Pictures in the data below are not part of the copy; transcribe everything else exactly.

-- Start of Dataset --

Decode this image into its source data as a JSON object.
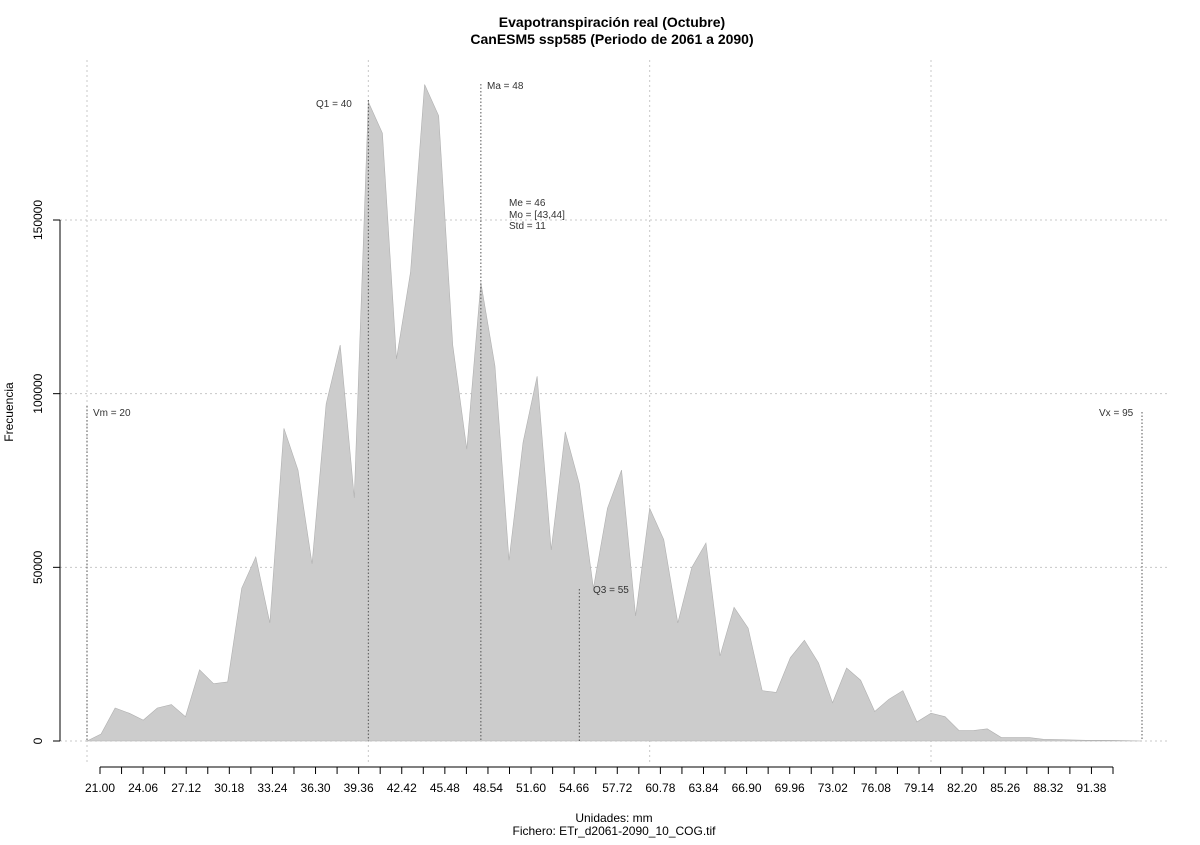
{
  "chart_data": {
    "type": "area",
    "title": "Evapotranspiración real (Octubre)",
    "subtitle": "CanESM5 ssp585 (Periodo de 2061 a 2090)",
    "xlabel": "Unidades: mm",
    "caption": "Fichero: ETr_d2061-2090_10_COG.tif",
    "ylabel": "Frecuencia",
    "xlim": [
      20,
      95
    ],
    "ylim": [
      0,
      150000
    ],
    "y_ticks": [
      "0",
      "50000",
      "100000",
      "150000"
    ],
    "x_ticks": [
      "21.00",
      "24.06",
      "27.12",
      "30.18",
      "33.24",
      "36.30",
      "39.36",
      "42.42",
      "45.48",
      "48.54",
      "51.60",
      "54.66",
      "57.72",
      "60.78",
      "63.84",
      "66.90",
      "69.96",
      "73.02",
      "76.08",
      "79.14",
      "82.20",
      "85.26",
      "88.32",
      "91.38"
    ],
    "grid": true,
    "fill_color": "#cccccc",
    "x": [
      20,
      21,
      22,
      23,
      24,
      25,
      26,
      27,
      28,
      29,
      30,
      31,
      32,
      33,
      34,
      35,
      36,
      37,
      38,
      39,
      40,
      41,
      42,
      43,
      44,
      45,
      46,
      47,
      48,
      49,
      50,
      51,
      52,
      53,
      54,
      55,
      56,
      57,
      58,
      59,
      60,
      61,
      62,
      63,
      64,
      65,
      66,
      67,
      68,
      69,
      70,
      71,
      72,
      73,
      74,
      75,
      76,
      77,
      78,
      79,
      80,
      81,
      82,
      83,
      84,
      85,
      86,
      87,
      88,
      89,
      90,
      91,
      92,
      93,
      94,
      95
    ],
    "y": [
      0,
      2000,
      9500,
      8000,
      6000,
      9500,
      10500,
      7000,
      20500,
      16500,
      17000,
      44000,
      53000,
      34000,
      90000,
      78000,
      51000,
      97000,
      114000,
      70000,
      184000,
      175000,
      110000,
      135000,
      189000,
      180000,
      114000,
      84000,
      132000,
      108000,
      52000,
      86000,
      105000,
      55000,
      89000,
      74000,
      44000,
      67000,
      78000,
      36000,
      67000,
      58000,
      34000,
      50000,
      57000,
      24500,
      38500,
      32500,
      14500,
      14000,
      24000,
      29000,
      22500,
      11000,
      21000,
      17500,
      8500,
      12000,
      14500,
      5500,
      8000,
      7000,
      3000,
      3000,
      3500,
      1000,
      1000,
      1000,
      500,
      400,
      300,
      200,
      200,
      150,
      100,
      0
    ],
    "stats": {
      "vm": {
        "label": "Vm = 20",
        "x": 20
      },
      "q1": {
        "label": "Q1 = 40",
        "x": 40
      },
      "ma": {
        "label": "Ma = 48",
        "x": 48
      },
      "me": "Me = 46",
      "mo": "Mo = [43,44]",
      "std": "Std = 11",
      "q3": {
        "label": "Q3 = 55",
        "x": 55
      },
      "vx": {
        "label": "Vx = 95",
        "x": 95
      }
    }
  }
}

-- End of Dataset --

Output ▸
Decode this image into its source data as a JSON object.
{
  "chart_data": {
    "type": "area",
    "title": "Evapotranspiración real (Octubre)",
    "subtitle": "CanESM5 ssp585 (Periodo de 2061 a 2090)",
    "xlabel": "Unidades: mm",
    "caption": "Fichero: ETr_d2061-2090_10_COG.tif",
    "ylabel": "Frecuencia",
    "xlim": [
      20,
      95
    ],
    "ylim": [
      0,
      150000
    ],
    "y_ticks": [
      "0",
      "50000",
      "100000",
      "150000"
    ],
    "x_ticks": [
      "21.00",
      "24.06",
      "27.12",
      "30.18",
      "33.24",
      "36.30",
      "39.36",
      "42.42",
      "45.48",
      "48.54",
      "51.60",
      "54.66",
      "57.72",
      "60.78",
      "63.84",
      "66.90",
      "69.96",
      "73.02",
      "76.08",
      "79.14",
      "82.20",
      "85.26",
      "88.32",
      "91.38"
    ],
    "grid": true,
    "fill_color": "#cccccc",
    "x": [
      20,
      21,
      22,
      23,
      24,
      25,
      26,
      27,
      28,
      29,
      30,
      31,
      32,
      33,
      34,
      35,
      36,
      37,
      38,
      39,
      40,
      41,
      42,
      43,
      44,
      45,
      46,
      47,
      48,
      49,
      50,
      51,
      52,
      53,
      54,
      55,
      56,
      57,
      58,
      59,
      60,
      61,
      62,
      63,
      64,
      65,
      66,
      67,
      68,
      69,
      70,
      71,
      72,
      73,
      74,
      75,
      76,
      77,
      78,
      79,
      80,
      81,
      82,
      83,
      84,
      85,
      86,
      87,
      88,
      89,
      90,
      91,
      92,
      93,
      94,
      95
    ],
    "y": [
      0,
      2000,
      9500,
      8000,
      6000,
      9500,
      10500,
      7000,
      20500,
      16500,
      17000,
      44000,
      53000,
      34000,
      90000,
      78000,
      51000,
      97000,
      114000,
      70000,
      184000,
      175000,
      110000,
      135000,
      189000,
      180000,
      114000,
      84000,
      132000,
      108000,
      52000,
      86000,
      105000,
      55000,
      89000,
      74000,
      44000,
      67000,
      78000,
      36000,
      67000,
      58000,
      34000,
      50000,
      57000,
      24500,
      38500,
      32500,
      14500,
      14000,
      24000,
      29000,
      22500,
      11000,
      21000,
      17500,
      8500,
      12000,
      14500,
      5500,
      8000,
      7000,
      3000,
      3000,
      3500,
      1000,
      1000,
      1000,
      500,
      400,
      300,
      200,
      200,
      150,
      100,
      0
    ],
    "stats": {
      "vm": {
        "label": "Vm = 20",
        "x": 20
      },
      "q1": {
        "label": "Q1 = 40",
        "x": 40
      },
      "ma": {
        "label": "Ma = 48",
        "x": 48
      },
      "me": "Me = 46",
      "mo": "Mo = [43,44]",
      "std": "Std = 11",
      "q3": {
        "label": "Q3 = 55",
        "x": 55
      },
      "vx": {
        "label": "Vx = 95",
        "x": 95
      }
    }
  }
}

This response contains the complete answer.